▶ DATASET EXCERPTS

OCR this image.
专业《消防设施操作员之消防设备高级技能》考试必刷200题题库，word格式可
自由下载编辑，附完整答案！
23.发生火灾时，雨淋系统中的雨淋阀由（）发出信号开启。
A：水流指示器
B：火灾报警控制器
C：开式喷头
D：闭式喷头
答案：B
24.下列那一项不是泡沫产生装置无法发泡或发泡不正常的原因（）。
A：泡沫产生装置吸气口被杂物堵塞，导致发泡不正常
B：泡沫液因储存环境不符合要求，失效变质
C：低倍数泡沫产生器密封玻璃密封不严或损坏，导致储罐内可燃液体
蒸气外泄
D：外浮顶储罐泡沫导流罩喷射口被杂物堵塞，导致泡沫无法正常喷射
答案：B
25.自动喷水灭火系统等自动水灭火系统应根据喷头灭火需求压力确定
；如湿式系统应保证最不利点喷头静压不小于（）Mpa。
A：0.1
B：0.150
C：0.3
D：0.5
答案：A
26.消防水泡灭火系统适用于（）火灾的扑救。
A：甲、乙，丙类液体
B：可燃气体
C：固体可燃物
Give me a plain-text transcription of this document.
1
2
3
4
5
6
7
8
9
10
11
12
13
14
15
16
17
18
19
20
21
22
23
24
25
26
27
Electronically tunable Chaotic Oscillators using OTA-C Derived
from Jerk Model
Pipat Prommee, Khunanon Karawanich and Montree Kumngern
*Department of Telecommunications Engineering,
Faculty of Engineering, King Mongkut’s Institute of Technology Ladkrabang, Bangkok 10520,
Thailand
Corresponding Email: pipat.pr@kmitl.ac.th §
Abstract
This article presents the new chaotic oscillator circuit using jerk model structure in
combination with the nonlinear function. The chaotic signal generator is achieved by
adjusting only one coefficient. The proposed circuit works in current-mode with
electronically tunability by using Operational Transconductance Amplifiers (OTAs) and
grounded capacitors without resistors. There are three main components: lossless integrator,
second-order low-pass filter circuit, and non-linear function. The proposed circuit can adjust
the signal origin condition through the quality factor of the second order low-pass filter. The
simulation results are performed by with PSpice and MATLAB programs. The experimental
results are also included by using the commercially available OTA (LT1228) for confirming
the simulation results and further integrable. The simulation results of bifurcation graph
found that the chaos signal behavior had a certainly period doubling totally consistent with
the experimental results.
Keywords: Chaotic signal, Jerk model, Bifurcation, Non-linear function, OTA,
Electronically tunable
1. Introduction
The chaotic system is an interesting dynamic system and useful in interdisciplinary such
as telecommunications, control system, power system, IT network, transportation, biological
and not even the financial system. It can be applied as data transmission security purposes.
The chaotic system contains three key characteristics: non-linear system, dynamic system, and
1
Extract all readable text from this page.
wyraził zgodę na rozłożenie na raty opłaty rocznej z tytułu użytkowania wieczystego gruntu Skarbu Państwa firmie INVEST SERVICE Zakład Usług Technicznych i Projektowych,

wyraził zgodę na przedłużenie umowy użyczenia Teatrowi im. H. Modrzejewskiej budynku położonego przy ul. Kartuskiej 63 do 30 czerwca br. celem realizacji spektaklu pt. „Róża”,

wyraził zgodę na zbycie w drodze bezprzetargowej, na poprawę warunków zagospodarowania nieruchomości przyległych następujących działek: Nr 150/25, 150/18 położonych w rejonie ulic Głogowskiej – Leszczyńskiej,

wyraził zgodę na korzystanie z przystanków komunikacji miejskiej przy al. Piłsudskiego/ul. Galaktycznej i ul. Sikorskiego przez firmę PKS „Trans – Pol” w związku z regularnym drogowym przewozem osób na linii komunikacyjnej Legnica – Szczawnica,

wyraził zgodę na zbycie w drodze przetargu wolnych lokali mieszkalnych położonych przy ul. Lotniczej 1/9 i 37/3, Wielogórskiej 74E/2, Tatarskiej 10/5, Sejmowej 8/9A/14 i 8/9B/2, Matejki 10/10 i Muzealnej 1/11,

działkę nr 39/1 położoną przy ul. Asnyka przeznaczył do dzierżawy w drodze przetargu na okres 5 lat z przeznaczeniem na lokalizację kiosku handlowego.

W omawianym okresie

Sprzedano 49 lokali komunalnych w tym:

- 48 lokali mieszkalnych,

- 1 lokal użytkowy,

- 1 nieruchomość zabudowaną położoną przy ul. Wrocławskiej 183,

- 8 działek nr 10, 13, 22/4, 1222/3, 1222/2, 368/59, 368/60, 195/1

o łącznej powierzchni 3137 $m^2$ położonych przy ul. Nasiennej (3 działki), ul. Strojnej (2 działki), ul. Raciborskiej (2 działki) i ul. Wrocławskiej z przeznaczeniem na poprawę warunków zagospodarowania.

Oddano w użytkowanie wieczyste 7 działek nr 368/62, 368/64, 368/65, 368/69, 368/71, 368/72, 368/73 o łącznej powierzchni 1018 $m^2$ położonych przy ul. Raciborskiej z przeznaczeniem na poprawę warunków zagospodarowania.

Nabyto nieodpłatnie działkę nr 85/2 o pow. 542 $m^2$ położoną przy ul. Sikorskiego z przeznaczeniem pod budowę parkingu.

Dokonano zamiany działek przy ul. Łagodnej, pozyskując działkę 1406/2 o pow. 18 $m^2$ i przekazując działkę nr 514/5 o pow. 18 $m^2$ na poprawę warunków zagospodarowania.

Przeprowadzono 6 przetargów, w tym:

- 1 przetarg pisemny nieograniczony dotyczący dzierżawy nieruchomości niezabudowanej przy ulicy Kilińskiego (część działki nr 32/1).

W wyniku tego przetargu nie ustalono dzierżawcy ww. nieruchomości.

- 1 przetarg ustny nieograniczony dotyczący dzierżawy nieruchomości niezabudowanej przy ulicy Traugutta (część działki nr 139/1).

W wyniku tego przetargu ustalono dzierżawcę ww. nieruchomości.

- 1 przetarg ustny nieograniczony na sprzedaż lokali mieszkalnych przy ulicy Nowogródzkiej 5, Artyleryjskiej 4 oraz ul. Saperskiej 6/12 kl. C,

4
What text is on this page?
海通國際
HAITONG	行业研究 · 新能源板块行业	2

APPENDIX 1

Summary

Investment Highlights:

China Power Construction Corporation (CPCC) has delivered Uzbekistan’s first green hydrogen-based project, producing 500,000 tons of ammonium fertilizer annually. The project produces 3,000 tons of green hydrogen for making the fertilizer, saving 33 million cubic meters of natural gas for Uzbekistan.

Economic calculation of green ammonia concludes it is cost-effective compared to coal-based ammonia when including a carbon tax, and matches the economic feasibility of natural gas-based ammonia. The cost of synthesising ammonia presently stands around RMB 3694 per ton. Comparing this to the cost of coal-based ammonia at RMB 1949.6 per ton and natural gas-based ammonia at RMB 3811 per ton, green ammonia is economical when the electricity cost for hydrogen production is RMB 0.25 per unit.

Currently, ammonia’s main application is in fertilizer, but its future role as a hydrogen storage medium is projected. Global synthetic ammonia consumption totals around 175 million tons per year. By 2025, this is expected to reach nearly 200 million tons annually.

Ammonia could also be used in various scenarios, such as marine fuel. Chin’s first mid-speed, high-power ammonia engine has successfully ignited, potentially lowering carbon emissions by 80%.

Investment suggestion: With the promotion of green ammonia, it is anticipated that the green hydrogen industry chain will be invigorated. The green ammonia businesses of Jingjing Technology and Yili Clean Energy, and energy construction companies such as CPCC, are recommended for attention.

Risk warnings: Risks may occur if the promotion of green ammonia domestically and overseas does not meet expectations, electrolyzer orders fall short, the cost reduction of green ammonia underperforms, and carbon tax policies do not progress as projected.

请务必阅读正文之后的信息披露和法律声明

▶ WHAT IS NEEDED
Read through the data and copy every line where "dynamic" shows up.

▶ SOLUTION TO THE EXERCISE
The chaotic system is an interesting dynamic system and useful in interdisciplinary such
The chaotic system contains three key characteristics: non-linear system, dynamic system, and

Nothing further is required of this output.